Say how many lines of these entries include the word "momentum", and answer with the number alone.
>> start
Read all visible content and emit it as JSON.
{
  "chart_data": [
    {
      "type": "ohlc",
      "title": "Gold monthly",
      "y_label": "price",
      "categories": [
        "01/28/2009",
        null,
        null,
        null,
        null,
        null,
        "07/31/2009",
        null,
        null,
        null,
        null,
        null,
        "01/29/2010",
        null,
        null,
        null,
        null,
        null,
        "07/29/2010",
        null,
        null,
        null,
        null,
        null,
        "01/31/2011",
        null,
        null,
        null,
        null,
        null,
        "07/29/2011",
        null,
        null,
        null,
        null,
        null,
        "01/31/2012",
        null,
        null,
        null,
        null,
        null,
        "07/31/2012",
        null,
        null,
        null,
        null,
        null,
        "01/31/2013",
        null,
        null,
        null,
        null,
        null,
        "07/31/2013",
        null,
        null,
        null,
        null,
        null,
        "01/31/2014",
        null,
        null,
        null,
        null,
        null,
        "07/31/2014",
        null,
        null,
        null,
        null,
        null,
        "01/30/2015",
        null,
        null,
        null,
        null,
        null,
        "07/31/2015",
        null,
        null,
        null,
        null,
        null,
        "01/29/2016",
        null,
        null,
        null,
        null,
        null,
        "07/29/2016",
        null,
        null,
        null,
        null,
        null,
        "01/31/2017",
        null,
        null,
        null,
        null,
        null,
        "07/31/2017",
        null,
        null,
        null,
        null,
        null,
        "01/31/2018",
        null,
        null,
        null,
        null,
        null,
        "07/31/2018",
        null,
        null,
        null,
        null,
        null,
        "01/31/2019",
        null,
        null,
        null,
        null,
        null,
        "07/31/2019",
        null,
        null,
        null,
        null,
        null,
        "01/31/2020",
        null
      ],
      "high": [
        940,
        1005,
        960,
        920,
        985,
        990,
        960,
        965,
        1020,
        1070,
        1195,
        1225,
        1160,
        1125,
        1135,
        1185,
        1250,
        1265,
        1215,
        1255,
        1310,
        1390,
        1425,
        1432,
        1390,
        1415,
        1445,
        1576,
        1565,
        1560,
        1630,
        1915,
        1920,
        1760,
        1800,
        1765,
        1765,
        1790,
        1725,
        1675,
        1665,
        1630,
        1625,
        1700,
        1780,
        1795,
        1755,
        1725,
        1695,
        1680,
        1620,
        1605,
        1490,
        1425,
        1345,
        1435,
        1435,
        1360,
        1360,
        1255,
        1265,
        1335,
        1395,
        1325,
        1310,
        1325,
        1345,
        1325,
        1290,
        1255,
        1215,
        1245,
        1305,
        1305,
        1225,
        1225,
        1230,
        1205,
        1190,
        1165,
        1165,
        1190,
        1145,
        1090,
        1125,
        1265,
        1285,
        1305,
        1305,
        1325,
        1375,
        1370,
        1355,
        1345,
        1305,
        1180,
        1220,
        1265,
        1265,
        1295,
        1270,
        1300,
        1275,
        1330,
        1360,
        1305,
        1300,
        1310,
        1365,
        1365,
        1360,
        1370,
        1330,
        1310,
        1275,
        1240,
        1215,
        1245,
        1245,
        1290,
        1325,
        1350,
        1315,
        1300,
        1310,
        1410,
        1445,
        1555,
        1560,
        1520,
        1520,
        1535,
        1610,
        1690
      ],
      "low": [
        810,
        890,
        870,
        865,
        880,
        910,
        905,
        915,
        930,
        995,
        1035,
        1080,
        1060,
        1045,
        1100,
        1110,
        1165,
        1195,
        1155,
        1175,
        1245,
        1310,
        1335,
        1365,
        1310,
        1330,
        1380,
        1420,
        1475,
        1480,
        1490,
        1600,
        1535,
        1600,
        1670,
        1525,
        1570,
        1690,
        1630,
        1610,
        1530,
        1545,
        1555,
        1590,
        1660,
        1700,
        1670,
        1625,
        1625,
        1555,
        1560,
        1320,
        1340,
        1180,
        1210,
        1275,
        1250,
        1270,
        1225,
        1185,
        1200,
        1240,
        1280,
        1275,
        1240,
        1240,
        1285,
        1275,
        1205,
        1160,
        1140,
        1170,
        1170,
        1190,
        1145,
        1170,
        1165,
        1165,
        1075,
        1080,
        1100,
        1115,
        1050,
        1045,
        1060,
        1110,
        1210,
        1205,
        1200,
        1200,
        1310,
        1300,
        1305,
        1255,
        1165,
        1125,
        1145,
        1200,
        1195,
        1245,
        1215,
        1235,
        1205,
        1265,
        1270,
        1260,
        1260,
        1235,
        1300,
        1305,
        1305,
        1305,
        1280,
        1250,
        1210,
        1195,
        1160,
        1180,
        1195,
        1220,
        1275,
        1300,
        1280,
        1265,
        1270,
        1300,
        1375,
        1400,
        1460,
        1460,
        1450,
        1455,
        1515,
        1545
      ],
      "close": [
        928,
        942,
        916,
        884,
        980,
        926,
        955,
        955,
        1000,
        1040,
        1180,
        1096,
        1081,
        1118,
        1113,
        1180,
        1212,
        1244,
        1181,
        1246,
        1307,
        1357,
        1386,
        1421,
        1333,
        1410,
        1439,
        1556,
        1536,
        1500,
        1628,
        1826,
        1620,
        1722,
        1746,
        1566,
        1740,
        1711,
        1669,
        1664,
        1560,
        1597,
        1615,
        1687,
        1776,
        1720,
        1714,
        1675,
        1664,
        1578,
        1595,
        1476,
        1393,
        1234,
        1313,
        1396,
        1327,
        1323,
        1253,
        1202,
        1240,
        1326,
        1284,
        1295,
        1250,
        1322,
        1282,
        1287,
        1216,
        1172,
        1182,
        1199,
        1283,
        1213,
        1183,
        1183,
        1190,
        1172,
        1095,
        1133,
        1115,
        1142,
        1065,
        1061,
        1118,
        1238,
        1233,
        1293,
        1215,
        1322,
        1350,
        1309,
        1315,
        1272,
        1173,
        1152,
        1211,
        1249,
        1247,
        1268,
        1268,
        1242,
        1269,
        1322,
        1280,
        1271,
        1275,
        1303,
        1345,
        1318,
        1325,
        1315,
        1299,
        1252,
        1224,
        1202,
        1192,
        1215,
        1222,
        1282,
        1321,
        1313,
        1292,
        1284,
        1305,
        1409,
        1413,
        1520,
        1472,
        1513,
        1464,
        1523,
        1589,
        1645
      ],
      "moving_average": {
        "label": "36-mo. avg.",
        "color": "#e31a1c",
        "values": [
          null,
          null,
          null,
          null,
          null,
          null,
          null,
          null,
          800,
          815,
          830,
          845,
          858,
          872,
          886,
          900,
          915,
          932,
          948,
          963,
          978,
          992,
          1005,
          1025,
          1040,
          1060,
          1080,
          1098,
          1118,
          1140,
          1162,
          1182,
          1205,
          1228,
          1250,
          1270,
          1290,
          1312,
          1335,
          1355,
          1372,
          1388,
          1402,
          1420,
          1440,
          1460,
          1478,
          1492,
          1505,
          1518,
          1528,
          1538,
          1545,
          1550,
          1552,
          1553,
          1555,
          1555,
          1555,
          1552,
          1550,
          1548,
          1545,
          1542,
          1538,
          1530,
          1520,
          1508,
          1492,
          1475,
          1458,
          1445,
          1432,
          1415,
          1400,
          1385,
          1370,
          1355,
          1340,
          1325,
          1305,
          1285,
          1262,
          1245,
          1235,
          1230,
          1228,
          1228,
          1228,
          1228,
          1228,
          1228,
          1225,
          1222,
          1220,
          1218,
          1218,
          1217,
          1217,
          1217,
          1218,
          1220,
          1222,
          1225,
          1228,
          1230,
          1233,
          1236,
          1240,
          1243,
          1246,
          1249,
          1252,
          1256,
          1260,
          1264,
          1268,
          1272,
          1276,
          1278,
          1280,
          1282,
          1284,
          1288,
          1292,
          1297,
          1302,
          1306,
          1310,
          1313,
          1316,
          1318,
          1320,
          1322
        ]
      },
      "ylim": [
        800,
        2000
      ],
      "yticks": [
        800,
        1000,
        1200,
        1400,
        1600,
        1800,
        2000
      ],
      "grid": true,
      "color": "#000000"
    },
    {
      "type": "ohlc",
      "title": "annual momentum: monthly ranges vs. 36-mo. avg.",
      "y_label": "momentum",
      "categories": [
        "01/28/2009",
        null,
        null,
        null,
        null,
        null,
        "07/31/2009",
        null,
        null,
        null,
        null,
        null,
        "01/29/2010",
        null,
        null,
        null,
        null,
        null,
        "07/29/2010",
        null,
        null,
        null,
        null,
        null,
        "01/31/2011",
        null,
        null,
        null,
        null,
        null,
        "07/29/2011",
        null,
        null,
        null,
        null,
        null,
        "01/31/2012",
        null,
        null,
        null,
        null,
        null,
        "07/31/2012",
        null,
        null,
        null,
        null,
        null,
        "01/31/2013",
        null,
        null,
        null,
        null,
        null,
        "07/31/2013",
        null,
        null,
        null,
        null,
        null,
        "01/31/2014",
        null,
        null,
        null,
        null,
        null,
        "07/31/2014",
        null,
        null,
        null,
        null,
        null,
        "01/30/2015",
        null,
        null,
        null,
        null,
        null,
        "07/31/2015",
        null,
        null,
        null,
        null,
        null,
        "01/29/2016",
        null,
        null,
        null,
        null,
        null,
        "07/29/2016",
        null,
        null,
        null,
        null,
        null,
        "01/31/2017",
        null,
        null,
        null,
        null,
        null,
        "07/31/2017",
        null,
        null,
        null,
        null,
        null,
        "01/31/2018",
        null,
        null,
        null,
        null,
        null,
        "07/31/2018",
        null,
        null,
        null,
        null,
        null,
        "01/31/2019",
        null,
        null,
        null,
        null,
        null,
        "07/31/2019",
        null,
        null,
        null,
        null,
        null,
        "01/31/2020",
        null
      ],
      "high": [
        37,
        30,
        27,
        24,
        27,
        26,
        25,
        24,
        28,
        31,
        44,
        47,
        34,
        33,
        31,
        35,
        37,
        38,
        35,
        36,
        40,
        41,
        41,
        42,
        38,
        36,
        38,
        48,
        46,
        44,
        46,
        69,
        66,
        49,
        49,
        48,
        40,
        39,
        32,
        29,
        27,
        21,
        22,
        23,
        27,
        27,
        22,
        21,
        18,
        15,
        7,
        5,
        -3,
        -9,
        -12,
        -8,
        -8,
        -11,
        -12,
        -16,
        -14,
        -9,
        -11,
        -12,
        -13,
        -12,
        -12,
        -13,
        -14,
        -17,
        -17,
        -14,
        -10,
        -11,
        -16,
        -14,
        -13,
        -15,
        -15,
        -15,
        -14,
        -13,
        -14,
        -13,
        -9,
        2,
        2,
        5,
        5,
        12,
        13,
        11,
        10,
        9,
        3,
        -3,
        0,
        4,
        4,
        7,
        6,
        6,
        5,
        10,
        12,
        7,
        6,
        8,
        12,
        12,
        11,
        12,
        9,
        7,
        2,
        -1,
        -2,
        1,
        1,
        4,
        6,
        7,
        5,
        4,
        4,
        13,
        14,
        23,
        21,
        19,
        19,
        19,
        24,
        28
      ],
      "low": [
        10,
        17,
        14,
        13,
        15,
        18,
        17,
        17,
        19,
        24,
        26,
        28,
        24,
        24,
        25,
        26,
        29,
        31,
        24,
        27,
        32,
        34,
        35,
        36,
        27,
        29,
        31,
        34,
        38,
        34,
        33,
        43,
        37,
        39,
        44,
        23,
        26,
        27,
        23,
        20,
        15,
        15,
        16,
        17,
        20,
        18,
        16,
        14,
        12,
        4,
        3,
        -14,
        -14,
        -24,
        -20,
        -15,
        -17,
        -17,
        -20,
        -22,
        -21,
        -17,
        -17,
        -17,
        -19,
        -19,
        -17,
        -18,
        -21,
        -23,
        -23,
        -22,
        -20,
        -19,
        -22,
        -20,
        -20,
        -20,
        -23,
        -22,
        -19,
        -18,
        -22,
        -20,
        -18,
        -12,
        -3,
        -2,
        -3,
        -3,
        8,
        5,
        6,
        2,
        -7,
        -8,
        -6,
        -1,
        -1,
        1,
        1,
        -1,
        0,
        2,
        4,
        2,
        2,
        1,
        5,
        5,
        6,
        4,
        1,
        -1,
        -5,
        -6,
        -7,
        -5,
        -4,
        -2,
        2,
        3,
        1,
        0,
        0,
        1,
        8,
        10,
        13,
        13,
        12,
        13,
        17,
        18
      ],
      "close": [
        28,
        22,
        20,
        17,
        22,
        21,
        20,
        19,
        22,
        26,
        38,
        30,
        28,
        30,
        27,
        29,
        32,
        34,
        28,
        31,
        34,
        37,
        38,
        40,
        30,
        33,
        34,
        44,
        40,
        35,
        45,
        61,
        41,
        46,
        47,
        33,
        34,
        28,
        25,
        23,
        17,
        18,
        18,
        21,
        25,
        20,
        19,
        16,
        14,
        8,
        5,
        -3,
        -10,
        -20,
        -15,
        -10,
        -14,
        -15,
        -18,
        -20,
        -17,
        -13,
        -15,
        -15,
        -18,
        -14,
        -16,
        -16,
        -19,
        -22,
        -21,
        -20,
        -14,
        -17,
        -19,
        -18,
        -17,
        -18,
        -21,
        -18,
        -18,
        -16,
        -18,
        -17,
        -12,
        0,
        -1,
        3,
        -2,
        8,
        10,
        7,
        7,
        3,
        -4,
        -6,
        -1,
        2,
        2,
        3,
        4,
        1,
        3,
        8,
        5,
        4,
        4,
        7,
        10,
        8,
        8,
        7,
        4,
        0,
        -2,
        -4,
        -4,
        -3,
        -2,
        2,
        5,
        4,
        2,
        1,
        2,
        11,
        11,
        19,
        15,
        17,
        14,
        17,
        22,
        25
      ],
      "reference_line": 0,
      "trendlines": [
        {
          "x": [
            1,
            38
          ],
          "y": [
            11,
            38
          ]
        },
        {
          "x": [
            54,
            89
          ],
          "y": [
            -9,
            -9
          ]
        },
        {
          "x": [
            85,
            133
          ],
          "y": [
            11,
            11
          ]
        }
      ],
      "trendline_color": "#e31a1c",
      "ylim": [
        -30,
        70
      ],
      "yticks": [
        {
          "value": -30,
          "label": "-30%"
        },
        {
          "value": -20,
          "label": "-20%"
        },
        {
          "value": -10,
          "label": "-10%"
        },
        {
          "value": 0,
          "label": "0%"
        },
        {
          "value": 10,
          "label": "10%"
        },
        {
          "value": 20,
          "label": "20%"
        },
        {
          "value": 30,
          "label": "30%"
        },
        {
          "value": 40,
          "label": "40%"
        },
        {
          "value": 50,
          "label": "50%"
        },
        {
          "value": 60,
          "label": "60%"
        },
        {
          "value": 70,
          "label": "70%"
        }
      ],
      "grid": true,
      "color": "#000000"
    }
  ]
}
>> end
Result of the exercise:
2